Part of a data file:
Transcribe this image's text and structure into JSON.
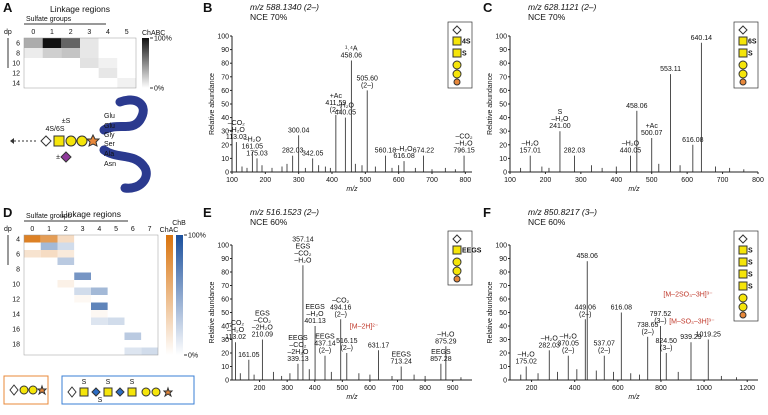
{
  "chart_data": [
    {
      "type": "heatmap",
      "label": "A",
      "title": "Linkage regions",
      "xlabel": "Sulfate groups",
      "ylabel": "dp",
      "categories": [
        0,
        1,
        2,
        3,
        4,
        5
      ],
      "rows": [
        6,
        8,
        10,
        12,
        14
      ],
      "series": [
        {
          "name": "ChABC",
          "color": "#111111",
          "values": [
            [
              35,
              100,
              65,
              10,
              0,
              0
            ],
            [
              8,
              20,
              25,
              10,
              0,
              0
            ],
            [
              0,
              0,
              0,
              12,
              6,
              0
            ],
            [
              0,
              0,
              0,
              0,
              10,
              0
            ],
            [
              0,
              0,
              0,
              0,
              0,
              6
            ]
          ]
        }
      ],
      "clim": [
        0,
        100
      ],
      "cticks": [
        {
          "value": 100,
          "label": "100%"
        },
        {
          "value": 0,
          "label": "0%"
        }
      ]
    },
    {
      "type": "spectrum",
      "label": "B",
      "title": "m/z 588.1340 (2–)",
      "subtitle": "NCE 70%",
      "xlabel": "m/z",
      "ylabel": "Relative abundance",
      "xlim": [
        100,
        820
      ],
      "xticks": [
        100,
        200,
        300,
        400,
        500,
        600,
        700,
        800
      ],
      "ylim": [
        0,
        100
      ],
      "yticks": [
        0,
        10,
        20,
        30,
        40,
        50,
        60,
        70,
        80,
        90,
        100
      ],
      "color": "#222222",
      "x": [
        113.03,
        161.05,
        175.03,
        282.03,
        300.04,
        342.05,
        411.59,
        440.05,
        458.06,
        505.6,
        560.18,
        616.08,
        674.22,
        796.15,
        130,
        145,
        190,
        220,
        250,
        265,
        320,
        360,
        380,
        395,
        470,
        490,
        530,
        580,
        600,
        650,
        700,
        740,
        770
      ],
      "values": [
        22,
        15,
        10,
        12,
        27,
        10,
        42,
        40,
        82,
        60,
        12,
        8,
        12,
        12,
        4,
        3,
        5,
        3,
        4,
        6,
        3,
        5,
        4,
        3,
        6,
        5,
        4,
        3,
        5,
        3,
        2,
        3,
        2
      ],
      "peak_labels": [
        [
          "–CO₂",
          "–H₂O",
          "113.03"
        ],
        [
          "–H₂O",
          "161.05"
        ],
        [
          "175.03"
        ],
        [
          "282.03"
        ],
        [
          "300.04"
        ],
        [
          "342.05"
        ],
        [
          "+Ac",
          "411.59",
          "(2–)"
        ],
        [
          "–H₂O",
          "440.05"
        ],
        [
          "¹˒⁴A",
          "458.06"
        ],
        [
          "505.60",
          "(2–)"
        ],
        [
          "560.18"
        ],
        [
          "–H₂O",
          "616.08"
        ],
        [
          "674.22"
        ],
        [
          "–CO₂",
          "–H₂O",
          "796.15"
        ],
        null,
        null,
        null,
        null,
        null,
        null,
        null,
        null,
        null,
        null,
        null,
        null,
        null,
        null,
        null,
        null,
        null,
        null,
        null
      ],
      "structure": [
        "4S",
        "S"
      ]
    },
    {
      "type": "spectrum",
      "label": "C",
      "title": "m/z 628.1121 (2–)",
      "subtitle": "NCE 70%",
      "xlabel": "m/z",
      "ylabel": "Relative abundance",
      "xlim": [
        100,
        800
      ],
      "xticks": [
        100,
        200,
        300,
        400,
        500,
        600,
        700,
        800
      ],
      "ylim": [
        0,
        100
      ],
      "yticks": [
        0,
        10,
        20,
        30,
        40,
        50,
        60,
        70,
        80,
        90,
        100
      ],
      "color": "#222222",
      "x": [
        157.01,
        241.0,
        282.03,
        440.05,
        458.06,
        500.07,
        553.11,
        616.08,
        640.14,
        130,
        190,
        210,
        330,
        360,
        400,
        520,
        580,
        680,
        720,
        760
      ],
      "values": [
        12,
        30,
        12,
        12,
        45,
        25,
        72,
        20,
        95,
        3,
        4,
        3,
        5,
        3,
        4,
        6,
        5,
        4,
        3,
        2
      ],
      "peak_labels": [
        [
          "–H₂O",
          "157.01"
        ],
        [
          "S",
          "–H₂O",
          "241.00"
        ],
        [
          "282.03"
        ],
        [
          "–H₂O",
          "440.05"
        ],
        [
          "458.06"
        ],
        [
          "+Ac",
          "500.07"
        ],
        [
          "553.11"
        ],
        [
          "616.08"
        ],
        [
          "640.14"
        ],
        null,
        null,
        null,
        null,
        null,
        null,
        null,
        null,
        null,
        null,
        null
      ],
      "structure": [
        "6S",
        "S"
      ]
    },
    {
      "type": "heatmap",
      "label": "D",
      "title": "Linkage regions",
      "xlabel": "Sulfate groups",
      "ylabel": "dp",
      "categories": [
        0,
        1,
        2,
        3,
        4,
        5,
        6,
        7
      ],
      "rows": [
        4,
        6,
        8,
        10,
        12,
        14,
        16,
        18
      ],
      "series": [
        {
          "name": "ChAC",
          "color": "#d9730d",
          "values": [
            [
              90,
              70,
              25,
              0,
              0,
              0,
              0,
              0
            ],
            [
              20,
              25,
              15,
              0,
              0,
              0,
              0,
              0
            ],
            [
              0,
              0,
              0,
              0,
              0,
              0,
              0,
              0
            ],
            [
              0,
              0,
              10,
              0,
              0,
              0,
              0,
              0
            ],
            [
              0,
              0,
              0,
              5,
              0,
              0,
              0,
              0
            ],
            [
              0,
              0,
              0,
              0,
              5,
              0,
              0,
              0
            ],
            [
              0,
              0,
              0,
              0,
              0,
              0,
              0,
              0
            ],
            [
              0,
              0,
              0,
              0,
              0,
              0,
              0,
              0
            ]
          ]
        },
        {
          "name": "ChB",
          "color": "#1a4f9c",
          "values": [
            [
              0,
              40,
              20,
              0,
              0,
              0,
              0,
              0
            ],
            [
              0,
              0,
              30,
              0,
              0,
              0,
              0,
              0
            ],
            [
              0,
              0,
              0,
              60,
              0,
              0,
              0,
              0
            ],
            [
              0,
              0,
              0,
              20,
              40,
              0,
              0,
              0
            ],
            [
              0,
              0,
              0,
              0,
              70,
              0,
              0,
              0
            ],
            [
              0,
              0,
              0,
              0,
              15,
              20,
              0,
              0
            ],
            [
              0,
              0,
              0,
              0,
              0,
              0,
              30,
              0
            ],
            [
              0,
              0,
              0,
              0,
              0,
              0,
              15,
              20
            ]
          ]
        }
      ],
      "clim": [
        0,
        100
      ],
      "cticks": [
        {
          "value": 100,
          "label": "100%"
        },
        {
          "value": 0,
          "label": "0%"
        }
      ]
    },
    {
      "type": "spectrum",
      "label": "E",
      "title": "m/z 516.1523 (2–)",
      "subtitle": "NCE 60%",
      "xlabel": "m/z",
      "ylabel": "Relative abundance",
      "xlim": [
        100,
        970
      ],
      "xticks": [
        200,
        300,
        400,
        500,
        600,
        700,
        800,
        900
      ],
      "ylim": [
        0,
        100
      ],
      "yticks": [
        0,
        10,
        20,
        30,
        40,
        50,
        60,
        70,
        80,
        90,
        100
      ],
      "color": "#222222",
      "x": [
        113.02,
        161.05,
        210.09,
        339.13,
        357.14,
        401.13,
        437.14,
        494.16,
        516.15,
        631.17,
        713.24,
        857.28,
        875.29,
        130,
        180,
        250,
        280,
        310,
        380,
        460,
        560,
        600,
        680,
        760,
        800,
        930
      ],
      "values": [
        28,
        15,
        30,
        12,
        85,
        40,
        18,
        45,
        20,
        22,
        10,
        12,
        25,
        5,
        4,
        6,
        3,
        5,
        8,
        6,
        5,
        4,
        3,
        4,
        3,
        2
      ],
      "peak_labels": [
        [
          "–CO₂",
          "–H₂O",
          "113.02"
        ],
        [
          "161.05"
        ],
        [
          "EGS",
          "–CO₂",
          "–2H₂O",
          "210.09"
        ],
        [
          "EEGS",
          "–CO₂",
          "–2H₂O",
          "339.13"
        ],
        [
          "357.14",
          "EGS",
          "–CO₂",
          "–H₂O"
        ],
        [
          "EEGS",
          "–H₂O",
          "401.13"
        ],
        [
          "EEGS",
          "437.14",
          "(2–)"
        ],
        [
          "–CO₂",
          "494.16",
          "(2–)"
        ],
        [
          "516.15",
          "(2–)"
        ],
        [
          "631.17"
        ],
        [
          "EEGS",
          "713.24"
        ],
        [
          "EEGS",
          "857.28"
        ],
        [
          "–H₂O",
          "875.29"
        ],
        null,
        null,
        null,
        null,
        null,
        null,
        null,
        null,
        null,
        null,
        null,
        null,
        null
      ],
      "annotations": [
        {
          "text": "[M–2H]²⁻",
          "x": 516.15,
          "y": 38,
          "color": "#c0392b"
        }
      ],
      "structure": [
        "EEGS"
      ]
    },
    {
      "type": "spectrum",
      "label": "F",
      "title": "m/z 850.8217 (3–)",
      "subtitle": "NCE 60%",
      "xlabel": "m/z",
      "ylabel": "Relative abundance",
      "xlim": [
        100,
        1250
      ],
      "xticks": [
        200,
        400,
        600,
        800,
        1000,
        1200
      ],
      "ylim": [
        0,
        100
      ],
      "yticks": [
        0,
        10,
        20,
        30,
        40,
        50,
        60,
        70,
        80,
        90,
        100
      ],
      "color": "#222222",
      "x": [
        175.02,
        282.03,
        370.05,
        449.06,
        458.06,
        537.07,
        616.08,
        738.65,
        797.52,
        824.5,
        939.29,
        1019.25,
        150,
        230,
        320,
        410,
        500,
        580,
        660,
        700,
        880,
        1080,
        1150
      ],
      "values": [
        10,
        22,
        18,
        45,
        88,
        18,
        50,
        32,
        40,
        20,
        28,
        30,
        4,
        5,
        6,
        8,
        7,
        6,
        5,
        4,
        6,
        3,
        2
      ],
      "peak_labels": [
        [
          "–H₂O",
          "175.02"
        ],
        [
          "–H₂O",
          "282.03"
        ],
        [
          "–H₂O",
          "370.05",
          "(2–)"
        ],
        [
          "449.06",
          "(2–)"
        ],
        [
          "458.06"
        ],
        [
          "537.07",
          "(2–)"
        ],
        [
          "616.08"
        ],
        [
          "738.65",
          "(2–)"
        ],
        [
          "797.52",
          "(3–)"
        ],
        [
          "824.50",
          "(3–)"
        ],
        [
          "939.29"
        ],
        [
          "1019.25"
        ],
        null,
        null,
        null,
        null,
        null,
        null,
        null,
        null,
        null,
        null,
        null
      ],
      "annotations": [
        {
          "text": "[M–2SO₃–3H]³⁻",
          "x": 797.52,
          "y": 62,
          "color": "#c0392b"
        },
        {
          "text": "[M–SO₃–3H]³⁻",
          "x": 824.5,
          "y": 42,
          "color": "#c0392b"
        }
      ],
      "structure": [
        "S",
        "S",
        "S",
        "S"
      ]
    }
  ],
  "schematic": {
    "labels": [
      "4S/6S",
      "±S",
      "±",
      "Glu",
      "Glu",
      "Gly",
      "Ser",
      "Ala",
      "Asn"
    ]
  },
  "d_legend": {
    "labels": [
      "S",
      "S",
      "S",
      "S"
    ]
  }
}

WORK REQUIRED: Set out every line from the material that contains the string "text".

FULL ANSWER:
Transcribe this image's text and structure into JSON.
          "text": "[M–2H]²⁻",
          "text": "[M–2SO₃–3H]³⁻",
          "text": "[M–SO₃–3H]³⁻",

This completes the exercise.